>>>

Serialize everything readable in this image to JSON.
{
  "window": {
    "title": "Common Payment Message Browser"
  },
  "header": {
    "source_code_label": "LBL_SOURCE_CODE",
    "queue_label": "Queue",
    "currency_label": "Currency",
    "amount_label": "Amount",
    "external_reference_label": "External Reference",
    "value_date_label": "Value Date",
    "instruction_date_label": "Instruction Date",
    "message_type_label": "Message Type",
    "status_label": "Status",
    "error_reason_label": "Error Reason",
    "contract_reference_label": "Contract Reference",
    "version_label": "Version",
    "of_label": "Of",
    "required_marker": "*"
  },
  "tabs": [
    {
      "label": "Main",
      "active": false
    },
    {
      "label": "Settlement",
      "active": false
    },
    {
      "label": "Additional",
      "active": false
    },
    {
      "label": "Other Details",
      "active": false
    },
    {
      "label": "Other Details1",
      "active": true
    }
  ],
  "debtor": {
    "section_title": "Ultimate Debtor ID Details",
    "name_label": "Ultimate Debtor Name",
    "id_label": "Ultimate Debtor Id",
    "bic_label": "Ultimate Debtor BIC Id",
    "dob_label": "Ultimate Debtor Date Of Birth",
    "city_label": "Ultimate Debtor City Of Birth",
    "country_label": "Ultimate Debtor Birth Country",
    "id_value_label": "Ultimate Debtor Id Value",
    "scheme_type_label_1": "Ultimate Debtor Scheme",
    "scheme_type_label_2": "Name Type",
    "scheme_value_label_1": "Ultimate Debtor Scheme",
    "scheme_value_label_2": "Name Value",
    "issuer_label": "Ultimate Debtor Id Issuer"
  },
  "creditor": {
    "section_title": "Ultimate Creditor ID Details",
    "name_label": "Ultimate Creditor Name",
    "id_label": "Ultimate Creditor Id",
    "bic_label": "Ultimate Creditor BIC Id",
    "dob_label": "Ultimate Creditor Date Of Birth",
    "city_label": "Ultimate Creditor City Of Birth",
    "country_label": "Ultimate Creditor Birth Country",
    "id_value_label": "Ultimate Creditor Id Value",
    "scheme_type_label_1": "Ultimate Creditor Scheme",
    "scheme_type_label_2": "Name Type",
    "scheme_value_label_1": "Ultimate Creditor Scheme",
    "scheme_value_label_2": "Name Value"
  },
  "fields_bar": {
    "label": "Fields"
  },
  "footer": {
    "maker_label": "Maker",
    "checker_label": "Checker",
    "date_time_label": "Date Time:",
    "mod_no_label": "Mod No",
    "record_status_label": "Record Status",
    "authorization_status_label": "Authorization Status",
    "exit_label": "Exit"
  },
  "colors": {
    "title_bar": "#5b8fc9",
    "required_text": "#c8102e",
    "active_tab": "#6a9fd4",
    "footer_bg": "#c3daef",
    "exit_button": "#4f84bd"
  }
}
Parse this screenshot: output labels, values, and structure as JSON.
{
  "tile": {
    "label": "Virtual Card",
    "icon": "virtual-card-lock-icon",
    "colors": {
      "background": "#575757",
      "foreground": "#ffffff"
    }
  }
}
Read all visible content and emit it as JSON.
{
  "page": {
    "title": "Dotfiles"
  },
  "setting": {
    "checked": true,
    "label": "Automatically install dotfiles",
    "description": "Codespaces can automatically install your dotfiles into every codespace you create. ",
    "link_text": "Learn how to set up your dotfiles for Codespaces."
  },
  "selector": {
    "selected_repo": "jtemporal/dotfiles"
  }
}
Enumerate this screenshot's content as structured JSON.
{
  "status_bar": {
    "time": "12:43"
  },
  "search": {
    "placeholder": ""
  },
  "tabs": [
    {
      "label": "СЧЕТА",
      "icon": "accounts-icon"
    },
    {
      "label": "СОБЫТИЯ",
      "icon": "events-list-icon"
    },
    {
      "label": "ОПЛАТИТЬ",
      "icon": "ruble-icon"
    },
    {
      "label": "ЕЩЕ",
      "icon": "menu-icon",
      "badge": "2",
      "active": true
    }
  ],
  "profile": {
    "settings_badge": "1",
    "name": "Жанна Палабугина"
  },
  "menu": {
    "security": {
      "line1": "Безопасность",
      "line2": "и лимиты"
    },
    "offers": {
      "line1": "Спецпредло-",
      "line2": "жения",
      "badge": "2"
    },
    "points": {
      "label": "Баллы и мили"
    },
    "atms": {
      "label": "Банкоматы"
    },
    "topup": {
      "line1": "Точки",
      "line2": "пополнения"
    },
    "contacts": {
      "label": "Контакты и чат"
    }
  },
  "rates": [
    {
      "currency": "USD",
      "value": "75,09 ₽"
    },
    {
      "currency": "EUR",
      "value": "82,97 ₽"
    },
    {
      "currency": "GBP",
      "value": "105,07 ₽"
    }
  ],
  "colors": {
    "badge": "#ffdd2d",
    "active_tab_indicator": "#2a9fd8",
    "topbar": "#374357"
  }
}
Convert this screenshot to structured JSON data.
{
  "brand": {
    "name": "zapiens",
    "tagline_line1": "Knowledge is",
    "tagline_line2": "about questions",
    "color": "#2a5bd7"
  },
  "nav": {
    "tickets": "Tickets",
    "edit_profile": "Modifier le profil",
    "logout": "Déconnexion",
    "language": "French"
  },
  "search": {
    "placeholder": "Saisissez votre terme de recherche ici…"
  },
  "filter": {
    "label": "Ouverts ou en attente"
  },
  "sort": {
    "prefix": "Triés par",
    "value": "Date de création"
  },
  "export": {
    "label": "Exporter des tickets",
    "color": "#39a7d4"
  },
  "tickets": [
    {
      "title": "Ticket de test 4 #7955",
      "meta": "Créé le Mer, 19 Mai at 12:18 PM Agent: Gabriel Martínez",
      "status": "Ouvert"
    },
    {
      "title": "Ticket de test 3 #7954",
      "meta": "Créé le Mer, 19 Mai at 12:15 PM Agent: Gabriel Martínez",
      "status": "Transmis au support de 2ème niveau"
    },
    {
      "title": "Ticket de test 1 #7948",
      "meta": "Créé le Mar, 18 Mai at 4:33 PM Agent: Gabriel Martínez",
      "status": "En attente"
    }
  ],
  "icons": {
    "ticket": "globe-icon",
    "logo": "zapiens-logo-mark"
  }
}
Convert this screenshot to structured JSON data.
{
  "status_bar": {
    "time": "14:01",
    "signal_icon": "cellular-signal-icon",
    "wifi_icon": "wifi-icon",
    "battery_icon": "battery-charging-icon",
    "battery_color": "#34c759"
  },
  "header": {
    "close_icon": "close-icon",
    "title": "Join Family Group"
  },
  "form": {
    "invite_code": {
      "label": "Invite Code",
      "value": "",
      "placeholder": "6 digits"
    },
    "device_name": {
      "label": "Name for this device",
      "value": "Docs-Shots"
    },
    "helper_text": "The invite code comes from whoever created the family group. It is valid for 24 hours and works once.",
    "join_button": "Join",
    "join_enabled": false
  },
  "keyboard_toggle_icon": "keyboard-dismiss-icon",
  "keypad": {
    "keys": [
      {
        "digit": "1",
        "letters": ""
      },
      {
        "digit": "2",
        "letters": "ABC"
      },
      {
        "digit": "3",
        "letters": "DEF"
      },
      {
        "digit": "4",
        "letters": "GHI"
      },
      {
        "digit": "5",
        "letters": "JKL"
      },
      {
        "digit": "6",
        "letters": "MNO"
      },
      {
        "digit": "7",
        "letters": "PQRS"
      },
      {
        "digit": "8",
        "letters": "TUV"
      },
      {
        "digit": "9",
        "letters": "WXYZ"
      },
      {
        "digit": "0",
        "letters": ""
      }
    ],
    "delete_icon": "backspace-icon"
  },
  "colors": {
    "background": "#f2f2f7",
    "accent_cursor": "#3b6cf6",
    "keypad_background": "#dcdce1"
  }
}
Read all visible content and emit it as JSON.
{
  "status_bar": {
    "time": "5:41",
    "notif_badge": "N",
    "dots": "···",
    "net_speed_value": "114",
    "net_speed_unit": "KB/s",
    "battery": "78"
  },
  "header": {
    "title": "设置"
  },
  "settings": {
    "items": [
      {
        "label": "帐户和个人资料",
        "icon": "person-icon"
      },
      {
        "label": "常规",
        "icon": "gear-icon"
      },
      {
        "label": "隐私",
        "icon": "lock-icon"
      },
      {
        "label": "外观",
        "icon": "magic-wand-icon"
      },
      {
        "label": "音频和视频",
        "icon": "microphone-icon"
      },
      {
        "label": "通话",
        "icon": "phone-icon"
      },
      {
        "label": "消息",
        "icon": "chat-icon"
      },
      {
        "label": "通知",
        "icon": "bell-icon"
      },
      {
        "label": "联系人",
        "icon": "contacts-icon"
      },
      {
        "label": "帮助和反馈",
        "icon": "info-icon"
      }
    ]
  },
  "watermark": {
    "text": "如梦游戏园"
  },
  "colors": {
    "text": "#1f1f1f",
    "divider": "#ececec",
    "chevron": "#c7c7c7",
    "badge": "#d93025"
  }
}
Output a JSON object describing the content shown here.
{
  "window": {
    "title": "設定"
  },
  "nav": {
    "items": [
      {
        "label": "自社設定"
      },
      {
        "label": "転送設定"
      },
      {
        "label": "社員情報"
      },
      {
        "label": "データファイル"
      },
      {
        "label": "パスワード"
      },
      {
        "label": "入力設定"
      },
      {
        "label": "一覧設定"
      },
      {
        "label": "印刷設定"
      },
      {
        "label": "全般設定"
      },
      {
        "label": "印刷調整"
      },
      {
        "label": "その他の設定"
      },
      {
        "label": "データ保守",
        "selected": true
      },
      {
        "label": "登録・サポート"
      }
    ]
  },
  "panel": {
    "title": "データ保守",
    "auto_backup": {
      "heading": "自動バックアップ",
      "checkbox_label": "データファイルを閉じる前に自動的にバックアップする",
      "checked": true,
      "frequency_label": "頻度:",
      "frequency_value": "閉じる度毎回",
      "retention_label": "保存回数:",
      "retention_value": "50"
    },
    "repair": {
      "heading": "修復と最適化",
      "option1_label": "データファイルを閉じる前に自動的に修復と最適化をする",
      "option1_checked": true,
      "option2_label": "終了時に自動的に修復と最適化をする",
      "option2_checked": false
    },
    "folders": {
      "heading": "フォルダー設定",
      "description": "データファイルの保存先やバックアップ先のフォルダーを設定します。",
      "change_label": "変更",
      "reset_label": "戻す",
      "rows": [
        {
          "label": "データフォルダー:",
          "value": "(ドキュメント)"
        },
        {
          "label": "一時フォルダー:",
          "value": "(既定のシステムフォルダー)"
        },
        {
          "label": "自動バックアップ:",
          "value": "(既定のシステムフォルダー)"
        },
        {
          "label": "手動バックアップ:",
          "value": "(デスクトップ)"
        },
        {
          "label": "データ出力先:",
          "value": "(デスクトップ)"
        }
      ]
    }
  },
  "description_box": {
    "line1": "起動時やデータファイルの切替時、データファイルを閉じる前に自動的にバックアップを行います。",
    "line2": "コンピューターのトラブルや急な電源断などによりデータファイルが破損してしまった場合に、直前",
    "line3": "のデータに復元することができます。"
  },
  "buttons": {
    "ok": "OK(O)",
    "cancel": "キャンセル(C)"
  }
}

<<<

» AIM OF THE EXERCISE
Where a line contains the string "Codespaces", extract that line.

» RIGHT ANSWER
    "description": "Codespaces can automatically install your dotfiles into every codespace you create. ",
    "link_text": "Learn how to set up your dotfiles for Codespaces."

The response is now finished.